Task to complete:
Identify all lines of the data containing the string "type" and copy them.

Figure dataset records:

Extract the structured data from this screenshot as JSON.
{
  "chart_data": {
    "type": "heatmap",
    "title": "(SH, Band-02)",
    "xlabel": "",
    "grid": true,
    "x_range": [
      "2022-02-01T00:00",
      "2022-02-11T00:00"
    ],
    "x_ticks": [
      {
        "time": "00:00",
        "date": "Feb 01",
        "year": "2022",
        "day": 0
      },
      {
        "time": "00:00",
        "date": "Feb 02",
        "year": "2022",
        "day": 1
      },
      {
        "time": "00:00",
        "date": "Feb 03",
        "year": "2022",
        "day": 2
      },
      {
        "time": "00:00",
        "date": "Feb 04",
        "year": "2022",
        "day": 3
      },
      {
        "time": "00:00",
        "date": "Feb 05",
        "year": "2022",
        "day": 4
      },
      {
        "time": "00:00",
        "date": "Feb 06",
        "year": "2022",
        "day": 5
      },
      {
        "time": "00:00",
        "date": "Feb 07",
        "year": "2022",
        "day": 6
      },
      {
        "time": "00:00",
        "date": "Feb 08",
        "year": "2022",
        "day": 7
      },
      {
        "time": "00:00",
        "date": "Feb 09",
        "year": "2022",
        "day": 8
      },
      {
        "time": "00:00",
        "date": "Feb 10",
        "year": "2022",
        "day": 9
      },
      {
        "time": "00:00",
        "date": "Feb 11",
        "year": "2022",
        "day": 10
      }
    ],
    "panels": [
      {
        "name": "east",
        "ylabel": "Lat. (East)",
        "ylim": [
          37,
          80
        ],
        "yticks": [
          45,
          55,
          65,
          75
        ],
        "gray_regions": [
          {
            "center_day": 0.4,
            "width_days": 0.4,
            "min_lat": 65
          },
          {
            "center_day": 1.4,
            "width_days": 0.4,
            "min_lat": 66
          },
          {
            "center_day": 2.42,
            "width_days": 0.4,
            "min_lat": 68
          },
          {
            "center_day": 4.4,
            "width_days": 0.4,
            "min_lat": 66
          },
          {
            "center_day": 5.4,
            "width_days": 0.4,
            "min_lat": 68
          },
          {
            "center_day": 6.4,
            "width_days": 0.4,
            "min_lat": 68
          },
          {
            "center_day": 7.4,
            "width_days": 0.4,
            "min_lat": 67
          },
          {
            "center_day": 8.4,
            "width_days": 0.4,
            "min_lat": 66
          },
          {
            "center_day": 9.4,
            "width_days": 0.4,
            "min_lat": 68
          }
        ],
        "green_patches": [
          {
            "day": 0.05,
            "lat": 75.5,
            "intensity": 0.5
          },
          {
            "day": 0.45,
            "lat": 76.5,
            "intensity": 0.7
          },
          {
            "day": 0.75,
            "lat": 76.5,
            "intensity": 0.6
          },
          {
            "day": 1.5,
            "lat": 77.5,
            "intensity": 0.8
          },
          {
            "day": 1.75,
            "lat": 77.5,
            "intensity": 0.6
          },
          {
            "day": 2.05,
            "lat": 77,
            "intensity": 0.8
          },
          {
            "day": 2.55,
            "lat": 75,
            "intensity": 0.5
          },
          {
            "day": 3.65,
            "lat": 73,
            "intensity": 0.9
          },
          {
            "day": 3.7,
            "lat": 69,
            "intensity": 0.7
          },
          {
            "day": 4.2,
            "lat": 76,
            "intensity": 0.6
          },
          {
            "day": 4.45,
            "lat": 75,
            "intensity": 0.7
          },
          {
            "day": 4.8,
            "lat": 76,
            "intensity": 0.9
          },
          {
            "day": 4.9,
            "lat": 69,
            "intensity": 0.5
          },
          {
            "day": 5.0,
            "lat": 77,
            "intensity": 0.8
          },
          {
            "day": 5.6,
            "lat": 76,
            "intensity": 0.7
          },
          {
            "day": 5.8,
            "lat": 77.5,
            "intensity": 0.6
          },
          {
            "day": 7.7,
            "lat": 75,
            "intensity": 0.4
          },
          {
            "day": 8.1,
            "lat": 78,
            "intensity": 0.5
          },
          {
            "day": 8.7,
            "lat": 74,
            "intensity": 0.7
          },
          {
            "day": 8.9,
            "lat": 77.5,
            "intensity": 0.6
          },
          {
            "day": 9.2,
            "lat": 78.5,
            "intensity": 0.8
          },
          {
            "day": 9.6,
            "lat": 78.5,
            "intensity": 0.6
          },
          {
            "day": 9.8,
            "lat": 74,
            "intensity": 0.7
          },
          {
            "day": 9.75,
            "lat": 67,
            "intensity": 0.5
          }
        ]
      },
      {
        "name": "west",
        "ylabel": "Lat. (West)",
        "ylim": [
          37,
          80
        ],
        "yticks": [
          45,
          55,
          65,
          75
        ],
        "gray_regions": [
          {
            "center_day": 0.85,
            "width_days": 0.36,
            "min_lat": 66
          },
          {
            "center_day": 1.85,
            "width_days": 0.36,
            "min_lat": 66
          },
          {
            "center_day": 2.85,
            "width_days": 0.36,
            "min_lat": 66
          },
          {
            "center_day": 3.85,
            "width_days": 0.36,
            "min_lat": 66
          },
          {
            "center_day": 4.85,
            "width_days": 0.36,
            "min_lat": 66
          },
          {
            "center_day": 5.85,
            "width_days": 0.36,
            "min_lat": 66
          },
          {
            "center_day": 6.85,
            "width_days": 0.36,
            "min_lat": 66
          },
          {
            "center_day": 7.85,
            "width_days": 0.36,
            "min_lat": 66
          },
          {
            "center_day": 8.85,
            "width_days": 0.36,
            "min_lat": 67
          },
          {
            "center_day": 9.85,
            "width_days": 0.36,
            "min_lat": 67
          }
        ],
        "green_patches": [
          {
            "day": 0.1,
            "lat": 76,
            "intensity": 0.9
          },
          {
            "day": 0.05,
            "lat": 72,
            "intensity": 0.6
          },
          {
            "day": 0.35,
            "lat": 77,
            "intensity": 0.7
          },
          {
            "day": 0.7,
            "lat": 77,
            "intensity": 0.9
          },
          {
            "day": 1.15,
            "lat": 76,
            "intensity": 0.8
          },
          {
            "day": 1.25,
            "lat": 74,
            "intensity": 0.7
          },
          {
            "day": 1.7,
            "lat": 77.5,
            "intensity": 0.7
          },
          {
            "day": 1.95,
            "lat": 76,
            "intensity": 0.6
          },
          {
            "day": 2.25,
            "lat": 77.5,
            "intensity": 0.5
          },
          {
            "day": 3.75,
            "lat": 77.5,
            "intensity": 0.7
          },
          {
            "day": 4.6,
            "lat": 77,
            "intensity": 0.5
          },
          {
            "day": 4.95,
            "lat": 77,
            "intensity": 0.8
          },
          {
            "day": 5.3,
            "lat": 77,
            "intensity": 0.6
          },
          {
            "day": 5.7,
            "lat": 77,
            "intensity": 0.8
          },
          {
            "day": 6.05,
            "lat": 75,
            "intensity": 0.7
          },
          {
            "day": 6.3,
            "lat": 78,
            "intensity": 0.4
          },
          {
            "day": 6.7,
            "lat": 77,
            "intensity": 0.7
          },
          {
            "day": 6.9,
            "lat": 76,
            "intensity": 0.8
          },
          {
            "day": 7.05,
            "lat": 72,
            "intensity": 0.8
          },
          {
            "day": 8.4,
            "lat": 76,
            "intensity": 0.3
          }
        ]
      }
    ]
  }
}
--
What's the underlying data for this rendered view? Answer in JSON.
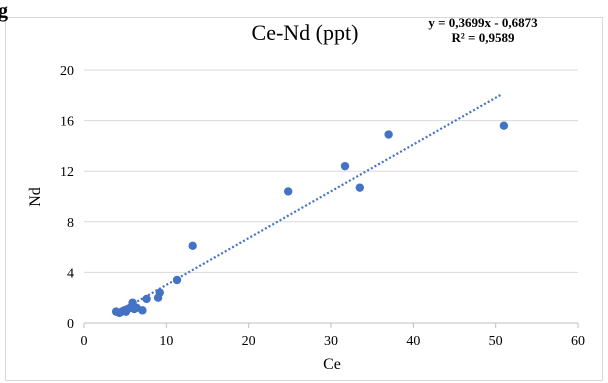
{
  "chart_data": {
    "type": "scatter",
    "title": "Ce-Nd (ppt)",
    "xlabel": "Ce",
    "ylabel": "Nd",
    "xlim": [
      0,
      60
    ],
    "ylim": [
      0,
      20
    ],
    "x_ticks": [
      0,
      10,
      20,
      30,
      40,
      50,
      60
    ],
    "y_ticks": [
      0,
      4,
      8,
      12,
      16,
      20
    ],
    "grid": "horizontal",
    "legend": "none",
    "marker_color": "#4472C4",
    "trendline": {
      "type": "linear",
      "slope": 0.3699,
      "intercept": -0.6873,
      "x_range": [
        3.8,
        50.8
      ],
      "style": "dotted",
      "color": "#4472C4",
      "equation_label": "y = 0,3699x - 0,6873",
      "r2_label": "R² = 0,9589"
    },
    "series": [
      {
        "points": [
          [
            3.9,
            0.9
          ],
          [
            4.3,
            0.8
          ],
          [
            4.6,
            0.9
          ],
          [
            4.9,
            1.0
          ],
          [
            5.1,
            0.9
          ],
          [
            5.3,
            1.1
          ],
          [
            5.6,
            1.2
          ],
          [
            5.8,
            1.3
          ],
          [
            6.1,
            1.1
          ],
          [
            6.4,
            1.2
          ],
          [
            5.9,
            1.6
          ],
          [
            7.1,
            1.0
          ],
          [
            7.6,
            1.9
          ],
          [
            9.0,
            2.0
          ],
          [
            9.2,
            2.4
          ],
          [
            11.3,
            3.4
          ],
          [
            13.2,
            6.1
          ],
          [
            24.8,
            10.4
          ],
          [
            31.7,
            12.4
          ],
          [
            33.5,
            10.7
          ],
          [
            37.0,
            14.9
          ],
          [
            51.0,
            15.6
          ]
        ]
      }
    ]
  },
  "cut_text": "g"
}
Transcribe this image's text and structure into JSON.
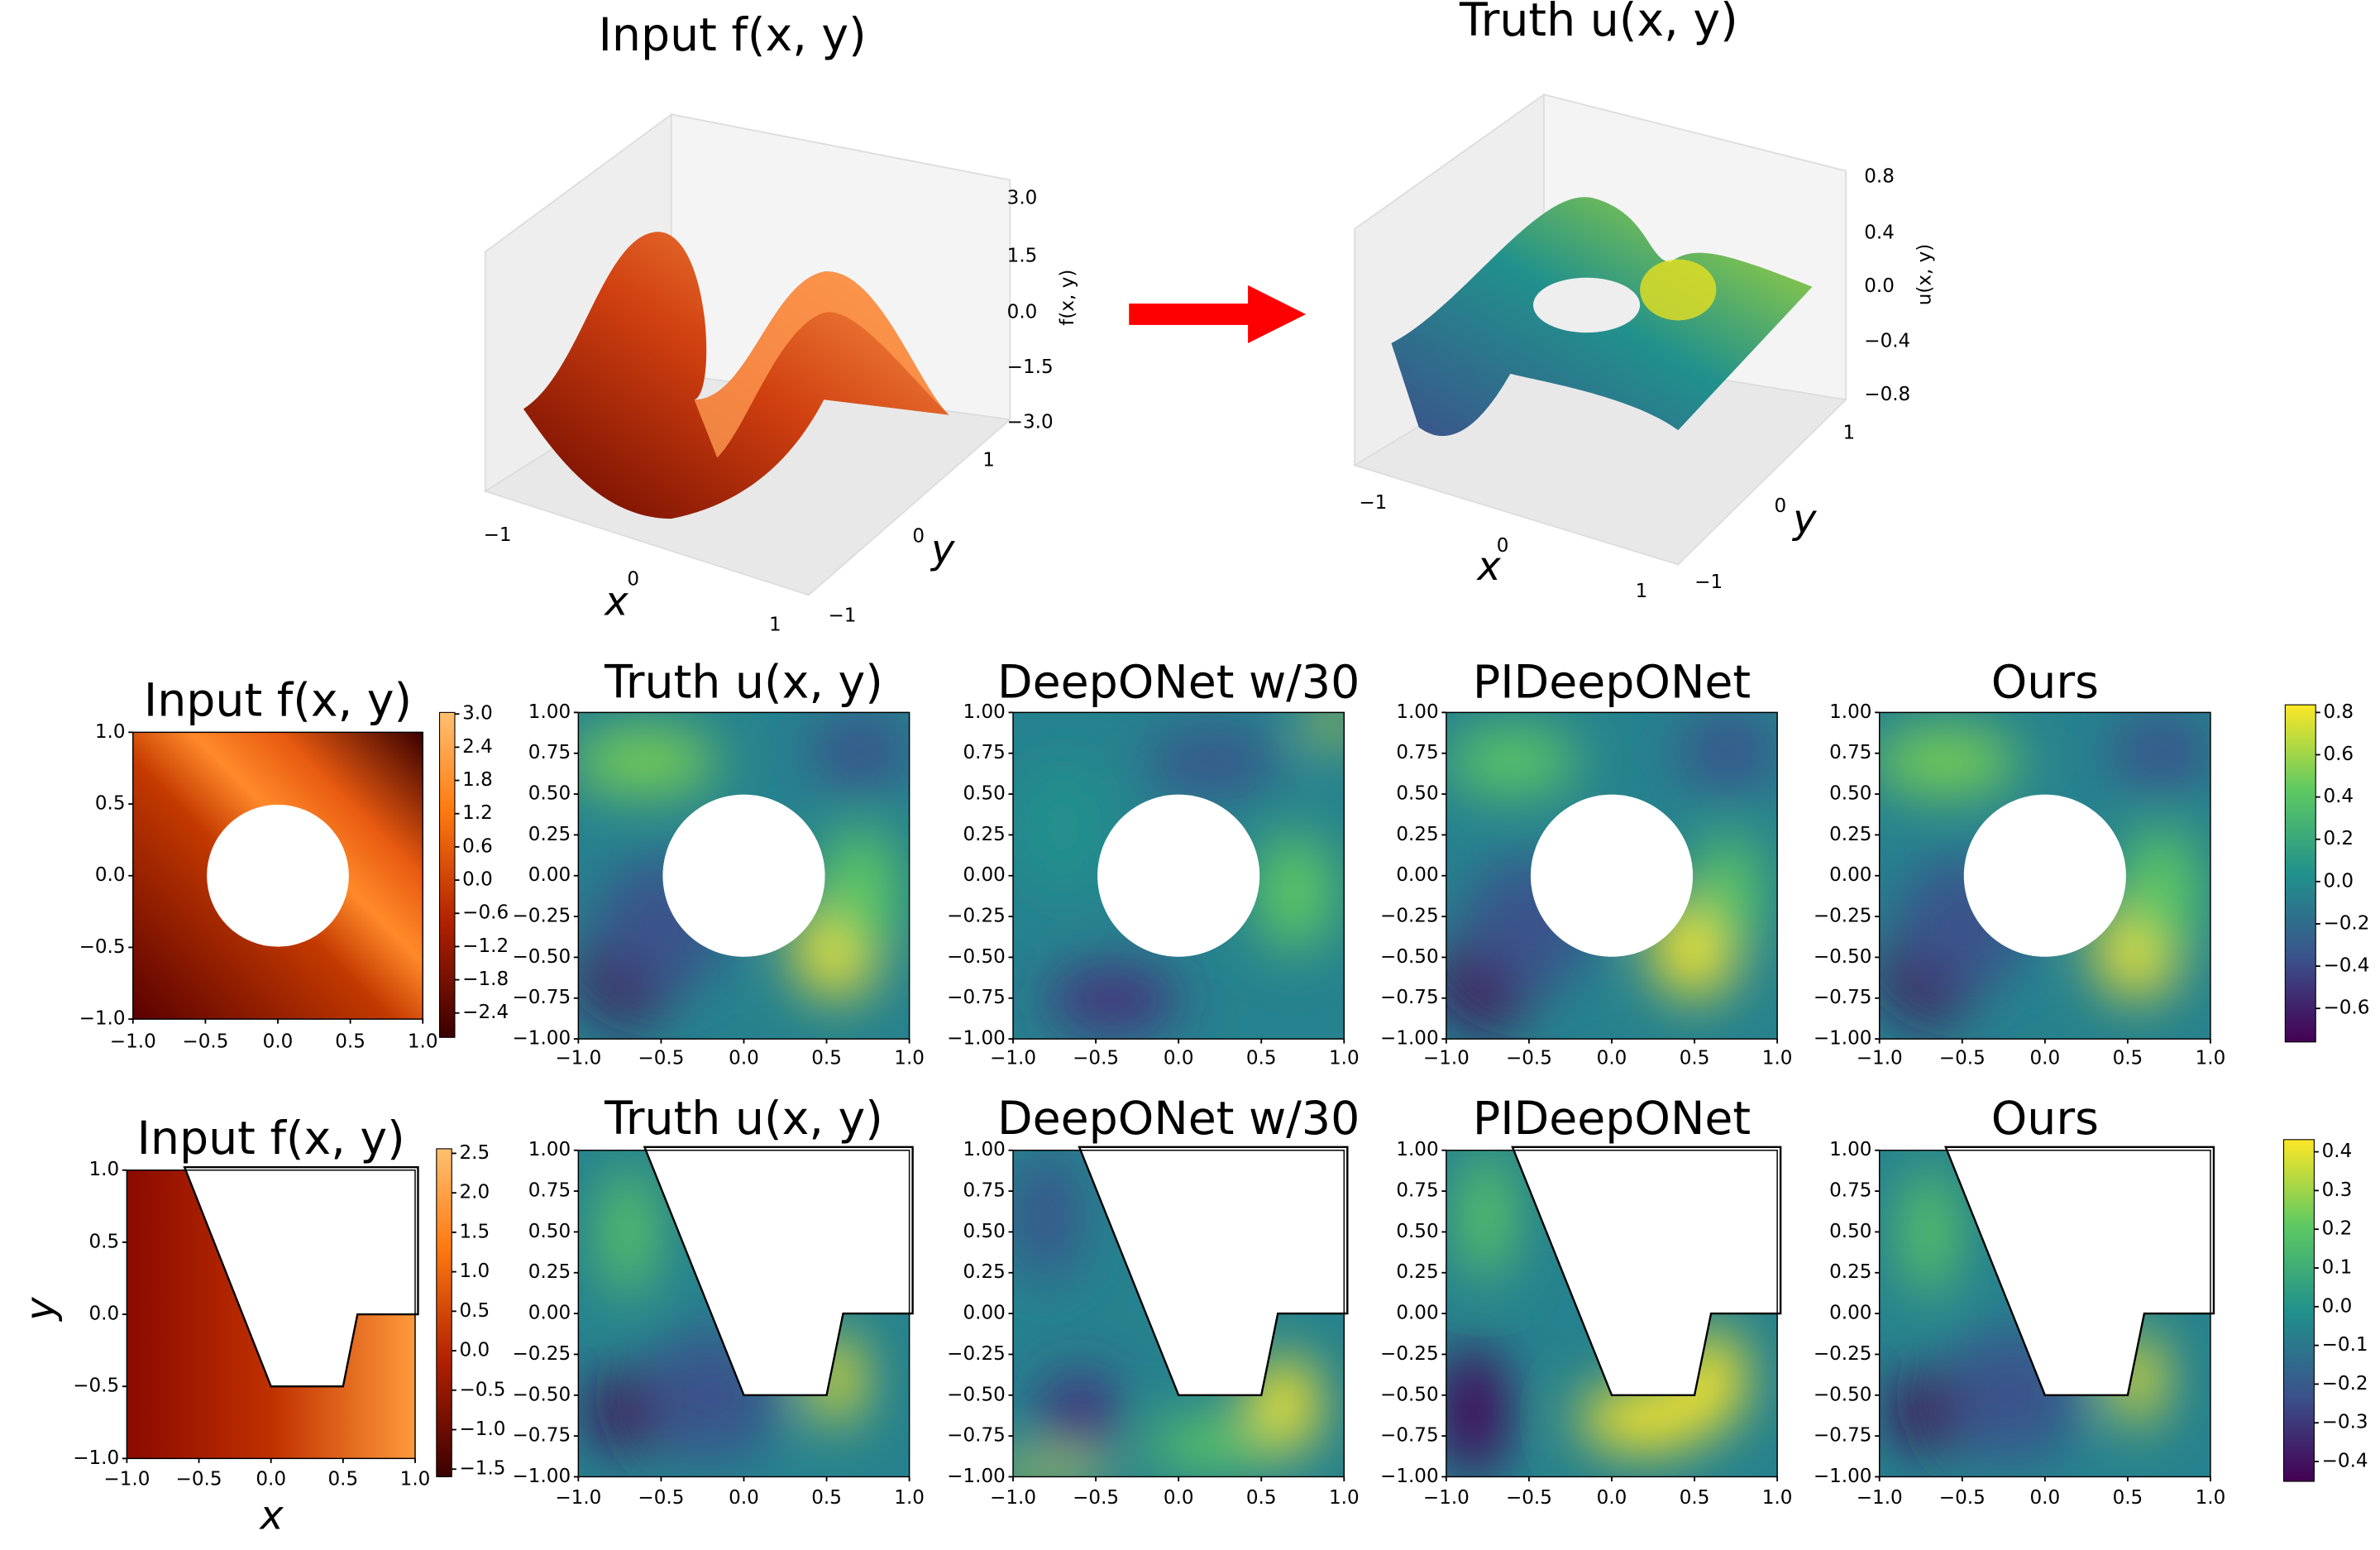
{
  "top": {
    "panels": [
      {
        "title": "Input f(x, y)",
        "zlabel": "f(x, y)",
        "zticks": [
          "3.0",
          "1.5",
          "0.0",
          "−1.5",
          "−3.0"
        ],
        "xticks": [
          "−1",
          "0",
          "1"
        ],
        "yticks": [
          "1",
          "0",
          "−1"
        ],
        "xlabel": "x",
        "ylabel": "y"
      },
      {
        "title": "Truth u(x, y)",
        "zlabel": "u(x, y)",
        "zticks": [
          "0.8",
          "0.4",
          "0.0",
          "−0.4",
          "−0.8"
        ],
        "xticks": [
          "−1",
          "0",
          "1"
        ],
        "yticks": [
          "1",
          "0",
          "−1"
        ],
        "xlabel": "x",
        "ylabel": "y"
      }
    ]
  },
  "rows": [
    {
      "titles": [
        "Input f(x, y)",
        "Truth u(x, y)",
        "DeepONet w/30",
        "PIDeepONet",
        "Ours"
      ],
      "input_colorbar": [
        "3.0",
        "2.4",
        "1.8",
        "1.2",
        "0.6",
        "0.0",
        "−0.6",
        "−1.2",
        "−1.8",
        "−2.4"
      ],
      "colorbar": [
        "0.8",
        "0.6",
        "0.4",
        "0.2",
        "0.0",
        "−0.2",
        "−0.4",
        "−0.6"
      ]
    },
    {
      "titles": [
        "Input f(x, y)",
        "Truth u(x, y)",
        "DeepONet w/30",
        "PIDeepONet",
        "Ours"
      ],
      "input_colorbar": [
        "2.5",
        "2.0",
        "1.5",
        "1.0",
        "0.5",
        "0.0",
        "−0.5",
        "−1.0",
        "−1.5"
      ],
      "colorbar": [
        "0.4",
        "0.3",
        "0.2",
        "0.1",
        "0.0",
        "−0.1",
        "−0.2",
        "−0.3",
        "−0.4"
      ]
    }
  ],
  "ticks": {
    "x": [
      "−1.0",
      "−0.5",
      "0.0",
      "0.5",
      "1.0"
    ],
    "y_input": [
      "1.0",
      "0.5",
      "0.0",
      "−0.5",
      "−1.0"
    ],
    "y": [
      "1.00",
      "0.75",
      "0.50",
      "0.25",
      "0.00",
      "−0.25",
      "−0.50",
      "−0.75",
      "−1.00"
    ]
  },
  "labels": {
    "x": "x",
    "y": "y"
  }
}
---
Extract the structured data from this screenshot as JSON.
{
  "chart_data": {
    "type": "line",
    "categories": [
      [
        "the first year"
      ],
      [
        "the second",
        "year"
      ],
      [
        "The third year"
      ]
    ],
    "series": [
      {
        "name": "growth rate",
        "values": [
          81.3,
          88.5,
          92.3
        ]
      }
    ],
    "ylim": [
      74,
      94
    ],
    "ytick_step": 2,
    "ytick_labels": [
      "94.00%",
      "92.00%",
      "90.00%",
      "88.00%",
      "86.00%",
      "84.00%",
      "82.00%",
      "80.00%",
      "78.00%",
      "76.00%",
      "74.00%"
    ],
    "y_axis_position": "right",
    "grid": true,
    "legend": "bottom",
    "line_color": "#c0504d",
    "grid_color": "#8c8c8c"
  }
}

Task answer:
    "type": "heatmap",
    "type": "scatter",
      "type": "linear",
    "type": "line",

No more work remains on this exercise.